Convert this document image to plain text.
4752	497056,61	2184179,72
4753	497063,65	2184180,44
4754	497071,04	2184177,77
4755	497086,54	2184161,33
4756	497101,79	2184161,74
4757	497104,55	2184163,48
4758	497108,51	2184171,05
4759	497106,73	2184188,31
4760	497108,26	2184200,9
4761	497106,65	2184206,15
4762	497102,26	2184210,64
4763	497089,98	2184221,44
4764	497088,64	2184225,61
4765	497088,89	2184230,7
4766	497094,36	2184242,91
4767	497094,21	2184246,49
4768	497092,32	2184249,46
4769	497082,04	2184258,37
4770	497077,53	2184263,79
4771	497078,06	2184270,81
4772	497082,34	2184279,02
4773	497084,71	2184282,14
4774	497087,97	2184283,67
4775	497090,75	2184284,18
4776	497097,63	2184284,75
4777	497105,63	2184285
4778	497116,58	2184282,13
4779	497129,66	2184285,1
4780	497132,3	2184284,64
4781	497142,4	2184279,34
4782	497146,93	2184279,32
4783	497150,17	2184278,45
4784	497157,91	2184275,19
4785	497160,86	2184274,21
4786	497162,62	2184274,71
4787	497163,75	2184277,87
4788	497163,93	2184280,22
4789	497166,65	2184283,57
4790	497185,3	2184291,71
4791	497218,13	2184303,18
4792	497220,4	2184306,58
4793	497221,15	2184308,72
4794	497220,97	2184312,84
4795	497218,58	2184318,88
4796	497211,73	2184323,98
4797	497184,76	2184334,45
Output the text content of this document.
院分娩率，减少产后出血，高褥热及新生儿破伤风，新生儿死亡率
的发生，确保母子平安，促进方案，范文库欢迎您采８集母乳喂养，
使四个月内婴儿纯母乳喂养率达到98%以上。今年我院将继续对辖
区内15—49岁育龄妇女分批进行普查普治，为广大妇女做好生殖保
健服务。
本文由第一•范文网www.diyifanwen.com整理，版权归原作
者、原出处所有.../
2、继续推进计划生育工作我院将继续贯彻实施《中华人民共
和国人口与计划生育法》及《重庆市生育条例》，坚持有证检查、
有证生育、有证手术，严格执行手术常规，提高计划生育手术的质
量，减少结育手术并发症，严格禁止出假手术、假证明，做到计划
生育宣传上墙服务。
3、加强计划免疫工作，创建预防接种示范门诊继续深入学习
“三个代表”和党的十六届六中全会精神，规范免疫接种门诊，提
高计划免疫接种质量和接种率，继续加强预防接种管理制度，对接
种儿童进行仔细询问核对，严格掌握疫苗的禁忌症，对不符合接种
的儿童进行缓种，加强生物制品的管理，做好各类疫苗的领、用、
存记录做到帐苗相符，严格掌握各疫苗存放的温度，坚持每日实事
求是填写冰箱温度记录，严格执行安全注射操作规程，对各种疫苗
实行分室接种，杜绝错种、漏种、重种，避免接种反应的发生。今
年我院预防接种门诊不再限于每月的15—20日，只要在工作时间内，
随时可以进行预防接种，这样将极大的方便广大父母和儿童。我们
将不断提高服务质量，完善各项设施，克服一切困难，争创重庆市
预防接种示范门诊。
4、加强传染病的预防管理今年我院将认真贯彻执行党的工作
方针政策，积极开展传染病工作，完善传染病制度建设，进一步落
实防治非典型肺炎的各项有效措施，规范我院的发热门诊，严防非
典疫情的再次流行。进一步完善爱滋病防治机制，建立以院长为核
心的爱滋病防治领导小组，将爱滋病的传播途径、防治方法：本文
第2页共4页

--------------------------------------------------

◆ **Required task**
Output the complete data exactly as written.

◆ **Answer for the task**
Convert this document image to plain text.
4752	497056,61	2184179,72
4753	497063,65	2184180,44
4754	497071,04	2184177,77
4755	497086,54	2184161,33
4756	497101,79	2184161,74
4757	497104,55	2184163,48
4758	497108,51	2184171,05
4759	497106,73	2184188,31
4760	497108,26	2184200,9
4761	497106,65	2184206,15
4762	497102,26	2184210,64
4763	497089,98	2184221,44
4764	497088,64	2184225,61
4765	497088,89	2184230,7
4766	497094,36	2184242,91
4767	497094,21	2184246,49
4768	497092,32	2184249,46
4769	497082,04	2184258,37
4770	497077,53	2184263,79
4771	497078,06	2184270,81
4772	497082,34	2184279,02
4773	497084,71	2184282,14
4774	497087,97	2184283,67
4775	497090,75	2184284,18
4776	497097,63	2184284,75
4777	497105,63	2184285
4778	497116,58	2184282,13
4779	497129,66	2184285,1
4780	497132,3	2184284,64
4781	497142,4	2184279,34
4782	497146,93	2184279,32
4783	497150,17	2184278,45
4784	497157,91	2184275,19
4785	497160,86	2184274,21
4786	497162,62	2184274,71
4787	497163,75	2184277,87
4788	497163,93	2184280,22
4789	497166,65	2184283,57
4790	497185,3	2184291,71
4791	497218,13	2184303,18
4792	497220,4	2184306,58
4793	497221,15	2184308,72
4794	497220,97	2184312,84
4795	497218,58	2184318,88
4796	497211,73	2184323,98
4797	497184,76	2184334,45
Output the text content of this document.
院分娩率，减少产后出血，高褥热及新生儿破伤风，新生儿死亡率
的发生，确保母子平安，促进方案，范文库欢迎您采８集母乳喂养，
使四个月内婴儿纯母乳喂养率达到98%以上。今年我院将继续对辖
区内15—49岁育龄妇女分批进行普查普治，为广大妇女做好生殖保
健服务。
本文由第一•范文网www.diyifanwen.com整理，版权归原作
者、原出处所有.../
2、继续推进计划生育工作我院将继续贯彻实施《中华人民共
和国人口与计划生育法》及《重庆市生育条例》，坚持有证检查、
有证生育、有证手术，严格执行手术常规，提高计划生育手术的质
量，减少结育手术并发症，严格禁止出假手术、假证明，做到计划
生育宣传上墙服务。
3、加强计划免疫工作，创建预防接种示范门诊继续深入学习
“三个代表”和党的十六届六中全会精神，规范免疫接种门诊，提
高计划免疫接种质量和接种率，继续加强预防接种管理制度，对接
种儿童进行仔细询问核对，严格掌握疫苗的禁忌症，对不符合接种
的儿童进行缓种，加强生物制品的管理，做好各类疫苗的领、用、
存记录做到帐苗相符，严格掌握各疫苗存放的温度，坚持每日实事
求是填写冰箱温度记录，严格执行安全注射操作规程，对各种疫苗
实行分室接种，杜绝错种、漏种、重种，避免接种反应的发生。今
年我院预防接种门诊不再限于每月的15—20日，只要在工作时间内，
随时可以进行预防接种，这样将极大的方便广大父母和儿童。我们
将不断提高服务质量，完善各项设施，克服一切困难，争创重庆市
预防接种示范门诊。
4、加强传染病的预防管理今年我院将认真贯彻执行党的工作
方针政策，积极开展传染病工作，完善传染病制度建设，进一步落
实防治非典型肺炎的各项有效措施，规范我院的发热门诊，严防非
典疫情的再次流行。进一步完善爱滋病防治机制，建立以院长为核
心的爱滋病防治领导小组，将爱滋病的传播途径、防治方法：本文
第2页共4页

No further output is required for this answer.